--- Start ---
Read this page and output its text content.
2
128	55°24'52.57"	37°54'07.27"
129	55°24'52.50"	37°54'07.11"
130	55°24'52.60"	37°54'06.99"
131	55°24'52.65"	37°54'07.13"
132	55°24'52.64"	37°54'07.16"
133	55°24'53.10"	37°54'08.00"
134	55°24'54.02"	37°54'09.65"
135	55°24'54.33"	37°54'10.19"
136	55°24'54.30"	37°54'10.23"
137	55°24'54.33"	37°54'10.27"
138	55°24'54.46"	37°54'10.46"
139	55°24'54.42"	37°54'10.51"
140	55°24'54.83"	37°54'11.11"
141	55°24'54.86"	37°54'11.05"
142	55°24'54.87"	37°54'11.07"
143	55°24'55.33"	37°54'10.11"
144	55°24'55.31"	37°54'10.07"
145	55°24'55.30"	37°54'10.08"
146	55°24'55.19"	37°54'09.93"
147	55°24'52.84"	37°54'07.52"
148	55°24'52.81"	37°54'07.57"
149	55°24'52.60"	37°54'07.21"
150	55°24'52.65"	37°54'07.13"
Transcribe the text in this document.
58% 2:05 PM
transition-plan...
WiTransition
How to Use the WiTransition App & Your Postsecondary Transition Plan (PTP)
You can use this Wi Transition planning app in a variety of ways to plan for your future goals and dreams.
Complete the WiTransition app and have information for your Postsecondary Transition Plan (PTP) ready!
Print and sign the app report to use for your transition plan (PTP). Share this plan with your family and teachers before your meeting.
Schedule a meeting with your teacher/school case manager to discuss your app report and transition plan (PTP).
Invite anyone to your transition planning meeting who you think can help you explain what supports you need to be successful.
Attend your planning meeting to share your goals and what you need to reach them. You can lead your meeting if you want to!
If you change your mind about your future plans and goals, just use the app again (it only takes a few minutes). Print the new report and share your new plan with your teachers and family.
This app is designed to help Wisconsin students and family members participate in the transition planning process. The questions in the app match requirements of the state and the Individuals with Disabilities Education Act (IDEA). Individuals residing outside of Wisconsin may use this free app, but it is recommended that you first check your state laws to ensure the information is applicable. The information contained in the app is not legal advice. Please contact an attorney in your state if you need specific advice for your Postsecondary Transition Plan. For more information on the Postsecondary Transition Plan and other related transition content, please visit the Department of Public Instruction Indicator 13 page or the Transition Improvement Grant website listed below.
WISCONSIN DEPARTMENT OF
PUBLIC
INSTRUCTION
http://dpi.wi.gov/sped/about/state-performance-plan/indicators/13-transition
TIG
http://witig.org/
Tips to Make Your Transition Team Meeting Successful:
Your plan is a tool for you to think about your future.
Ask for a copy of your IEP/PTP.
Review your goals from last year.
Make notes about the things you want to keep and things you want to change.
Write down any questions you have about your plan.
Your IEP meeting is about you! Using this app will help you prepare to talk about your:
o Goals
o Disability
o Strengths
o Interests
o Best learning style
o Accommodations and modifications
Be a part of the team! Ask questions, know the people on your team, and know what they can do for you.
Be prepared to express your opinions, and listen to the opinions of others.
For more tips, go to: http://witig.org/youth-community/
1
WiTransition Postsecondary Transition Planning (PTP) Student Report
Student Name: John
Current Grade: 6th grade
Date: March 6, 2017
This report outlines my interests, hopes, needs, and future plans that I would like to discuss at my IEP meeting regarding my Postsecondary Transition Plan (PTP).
--- End ---
[INSTRUCTIONS TO FOLLOW] Copy every line above that includes the string "state".

[EXPECTED ANSWER]
This app is designed to help Wisconsin students and family members participate in the transition planning process. The questions in the app match requirements of the state and the Individuals with Disabilities Education Act (IDEA). Individuals residing outside of Wisconsin may use this free app, but it is recommended that you first check your state laws to ensure the information is applicable. The information contained in the app is not legal advice. Please contact an attorney in your state if you need specific advice for your Postsecondary Transition Plan. For more information on the Postsecondary Transition Plan and other related transition content, please visit the Department of Public Instruction Indicator 13 page or the Transition Improvement Grant website listed below.
http://dpi.wi.gov/sped/about/state-performance-plan/indicators/13-transition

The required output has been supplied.